━━━━━ Records for the exercise ━━━━━

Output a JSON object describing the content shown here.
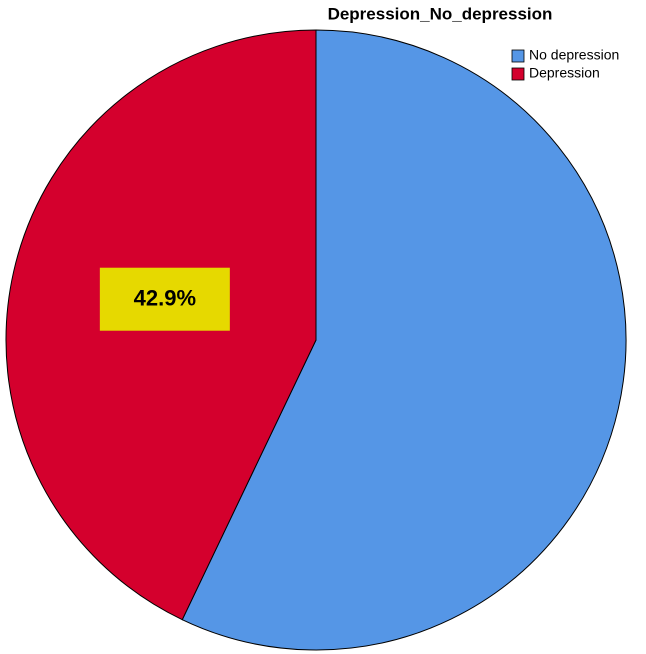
{
  "chart_data": {
    "type": "pie",
    "title": "Depression_No_depression",
    "categories": [
      "No depression",
      "Depression"
    ],
    "values": [
      57.1,
      42.9
    ],
    "value_labels": [
      null,
      "42.9%"
    ],
    "colors": [
      "#5596e6",
      "#d4002d"
    ],
    "legend": "top-right"
  }
}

━━━━━

Directive: Exclude all images and restate the records above word for word.

The result:
Output a JSON object describing the content shown here.
{
  "chart_data": {
    "type": "pie",
    "title": "Depression_No_depression",
    "categories": [
      "No depression",
      "Depression"
    ],
    "values": [
      57.1,
      42.9
    ],
    "value_labels": [
      null,
      "42.9%"
    ],
    "colors": [
      "#5596e6",
      "#d4002d"
    ],
    "legend": "top-right"
  }
}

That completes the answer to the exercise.